Read the lines that follow and tally those with the word "text"; give the number and nothing else.

** start Dataset records **

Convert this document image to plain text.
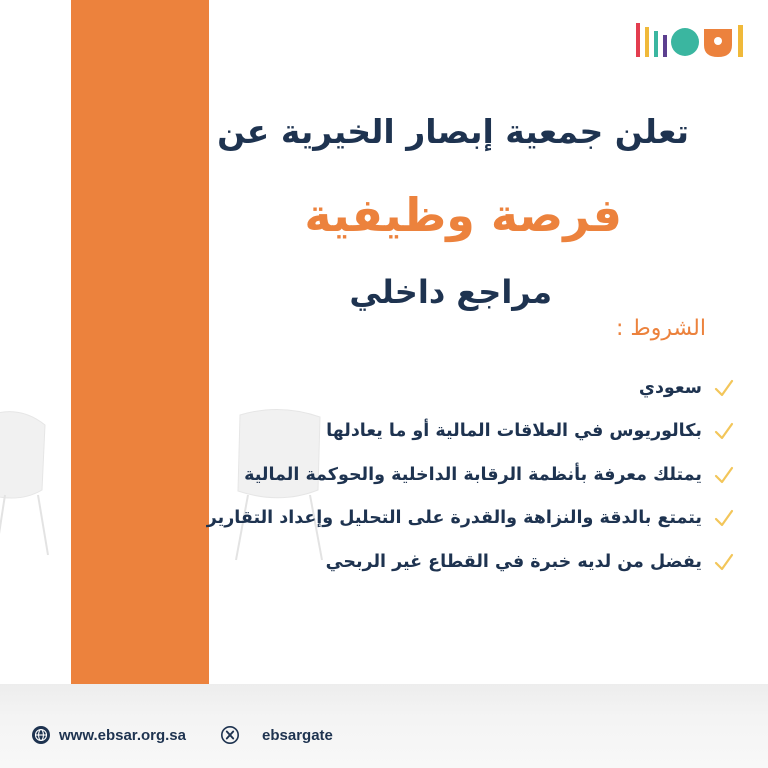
تعلن جمعية إبصار الخيرية عن
فرصة وظيفية
مراجع داخلي
الشروط :
سعودي
بكالوريوس في العلاقات المالية أو ما يعادلها
يمتلك معرفة بأنظمة الرقابة الداخلية والحوكمة المالية
يتمتع بالدقة والنزاهة والقدرة على التحليل وإعداد التقارير
يفضل من لديه خبرة في القطاع غير الربحي
www.ebsar.org.sa	ebsargate
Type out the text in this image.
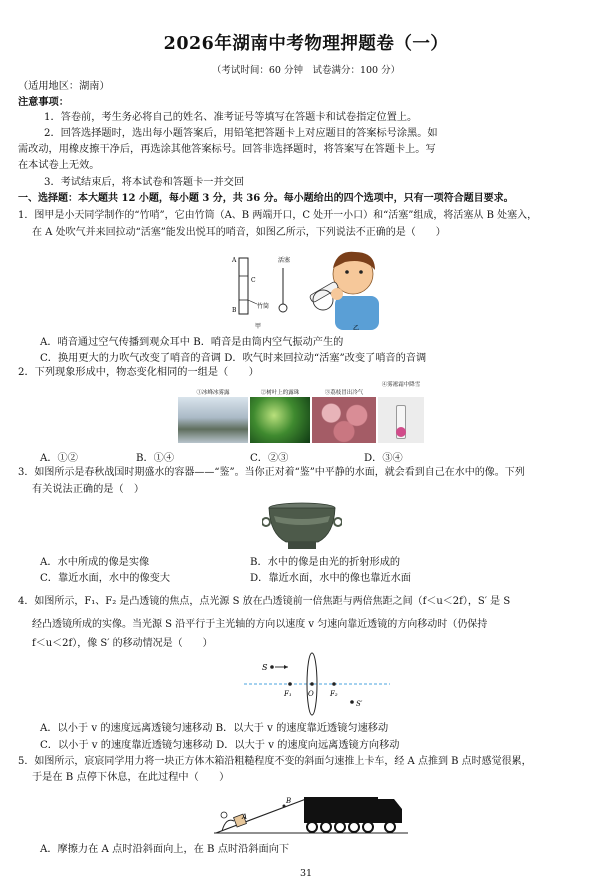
2026年湖南中考物理押题卷（一）
（考试时间：60 分钟　试卷满分：100 分）
（适用地区：湖南）
注意事项：
1．答卷前，考生务必将自己的姓名、准考证号等填写在答题卡和试卷指定位置上。
2．回答选择题时，选出每小题答案后，用铅笔把答题卡上对应题目的答案标号涂黑。如
需改动，用橡皮擦干净后，再选涂其他答案标号。回答非选择题时，将答案写在答题卡上。写
在本试卷上无效。
3．考试结束后，将本试卷和答题卡一并交回
一、选择题：本大题共 12 小题，每小题 3 分，共 36 分。每小题给出的四个选项中，只有一项符合题目要求。
1．图甲是小天同学制作的“竹哨”，它由竹筒（A、B 两端开口，C 处开一小口）和“活塞”组成，将活塞从 B 处塞入，
在 A 处吹气并来回拉动“活塞”能发出悦耳的哨音，如图乙所示，下列说法不正确的是（　　）
A
C
B
竹筒
活塞
甲	乙
A．哨音通过空气传播到观众耳中 B．哨音是由筒内空气振动产生的
C．换用更大的力吹气改变了哨音的音调 D．吹气时来回拉动“活塞”改变了哨音的音调
2．下列现象形成中，物态变化相同的一组是（　　）
①冰峰冰雾露	②树叶上的露珠	③荔枝冒出冷气
④雾凇霜中降雪
A．①②	B．①④	C．②③	D．③④
3．如图所示是春秋战国时期盛水的容器——“鉴”。当你正对着“鉴”中平静的水面，就会看到自己在水中的像。下列
有关说法正确的是（　）
A．水中所成的像是实像	B．水中的像是由光的折射形成的
C．靠近水面，水中的像变大	D．靠近水面，水中的像也靠近水面
4．如图所示，F₁、F₂ 是凸透镜的焦点，点光源 S 放在凸透镜前一倍焦距与两倍焦距之间（f＜u＜2f），S′ 是 S
经凸透镜所成的实像。当光源 S 沿平行于主光轴的方向以速度 v 匀速向靠近透镜的方向移动时（仍保持
f＜u＜2f），像 S′ 的移动情况是（　　）
S
F₁ O F₂
S′
A．以小于 v 的速度远离透镜匀速移动 B．以大于 v 的速度靠近透镜匀速移动
C．以小于 v 的速度靠近透镜匀速移动 D．以大于 v 的速度向远离透镜方向移动
5．如图所示，宸宸同学用力将一块正方体木箱沿粗糙程度不变的斜面匀速推上卡车，经 A 点推到 B 点时感觉很累，
于是在 B 点停下休息，在此过程中（　　）
A
B
A．摩擦力在 A 点时沿斜面向上，在 B 点时沿斜面向下
31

** end Dataset records **

## [Full solution]
2